● Work to be completed
Please return the full listing below without altering anything.

= = = =

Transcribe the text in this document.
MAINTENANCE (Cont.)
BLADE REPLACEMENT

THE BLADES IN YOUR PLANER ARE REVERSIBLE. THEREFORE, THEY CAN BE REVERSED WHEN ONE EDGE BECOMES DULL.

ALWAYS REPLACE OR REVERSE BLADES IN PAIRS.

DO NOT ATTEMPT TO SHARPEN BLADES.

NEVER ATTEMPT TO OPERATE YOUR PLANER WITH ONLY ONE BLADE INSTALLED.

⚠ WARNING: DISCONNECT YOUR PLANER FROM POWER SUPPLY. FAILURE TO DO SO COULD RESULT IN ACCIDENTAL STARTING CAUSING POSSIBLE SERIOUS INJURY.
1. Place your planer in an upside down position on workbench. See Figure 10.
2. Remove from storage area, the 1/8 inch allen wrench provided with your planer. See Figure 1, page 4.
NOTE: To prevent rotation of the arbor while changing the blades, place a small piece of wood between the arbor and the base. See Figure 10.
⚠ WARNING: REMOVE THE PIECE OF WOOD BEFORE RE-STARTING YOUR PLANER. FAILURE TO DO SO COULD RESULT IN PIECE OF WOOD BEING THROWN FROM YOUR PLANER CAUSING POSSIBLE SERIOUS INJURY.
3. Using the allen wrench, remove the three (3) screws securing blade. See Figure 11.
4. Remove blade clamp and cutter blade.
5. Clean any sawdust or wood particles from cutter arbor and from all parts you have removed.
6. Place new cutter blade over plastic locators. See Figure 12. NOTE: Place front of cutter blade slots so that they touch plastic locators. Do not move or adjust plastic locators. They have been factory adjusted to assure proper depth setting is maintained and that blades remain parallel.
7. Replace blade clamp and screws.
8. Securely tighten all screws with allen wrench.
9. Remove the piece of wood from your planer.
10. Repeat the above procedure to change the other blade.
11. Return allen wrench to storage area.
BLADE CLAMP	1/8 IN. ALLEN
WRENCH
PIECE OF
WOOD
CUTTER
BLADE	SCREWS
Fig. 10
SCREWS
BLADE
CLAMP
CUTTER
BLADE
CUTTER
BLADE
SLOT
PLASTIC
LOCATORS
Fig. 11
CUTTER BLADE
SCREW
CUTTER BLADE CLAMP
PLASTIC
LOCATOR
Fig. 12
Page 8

= = = =

● Written solution
Transcribe the text in this document.
MAINTENANCE (Cont.)
BLADE REPLACEMENT

THE BLADES IN YOUR PLANER ARE REVERSIBLE. THEREFORE, THEY CAN BE REVERSED WHEN ONE EDGE BECOMES DULL.

ALWAYS REPLACE OR REVERSE BLADES IN PAIRS.

DO NOT ATTEMPT TO SHARPEN BLADES.

NEVER ATTEMPT TO OPERATE YOUR PLANER WITH ONLY ONE BLADE INSTALLED.

⚠ WARNING: DISCONNECT YOUR PLANER FROM POWER SUPPLY. FAILURE TO DO SO COULD RESULT IN ACCIDENTAL STARTING CAUSING POSSIBLE SERIOUS INJURY.
1. Place your planer in an upside down position on workbench. See Figure 10.
2. Remove from storage area, the 1/8 inch allen wrench provided with your planer. See Figure 1, page 4.
NOTE: To prevent rotation of the arbor while changing the blades, place a small piece of wood between the arbor and the base. See Figure 10.
⚠ WARNING: REMOVE THE PIECE OF WOOD BEFORE RE-STARTING YOUR PLANER. FAILURE TO DO SO COULD RESULT IN PIECE OF WOOD BEING THROWN FROM YOUR PLANER CAUSING POSSIBLE SERIOUS INJURY.
3. Using the allen wrench, remove the three (3) screws securing blade. See Figure 11.
4. Remove blade clamp and cutter blade.
5. Clean any sawdust or wood particles from cutter arbor and from all parts you have removed.
6. Place new cutter blade over plastic locators. See Figure 12. NOTE: Place front of cutter blade slots so that they touch plastic locators. Do not move or adjust plastic locators. They have been factory adjusted to assure proper depth setting is maintained and that blades remain parallel.
7. Replace blade clamp and screws.
8. Securely tighten all screws with allen wrench.
9. Remove the piece of wood from your planer.
10. Repeat the above procedure to change the other blade.
11. Return allen wrench to storage area.
BLADE CLAMP	1/8 IN. ALLEN
WRENCH
PIECE OF
WOOD
CUTTER
BLADE	SCREWS
Fig. 10
SCREWS
BLADE
CLAMP
CUTTER
BLADE
CUTTER
BLADE
SLOT
PLASTIC
LOCATORS
Fig. 11
CUTTER BLADE
SCREW
CUTTER BLADE CLAMP
PLASTIC
LOCATOR
Fig. 12
Page 8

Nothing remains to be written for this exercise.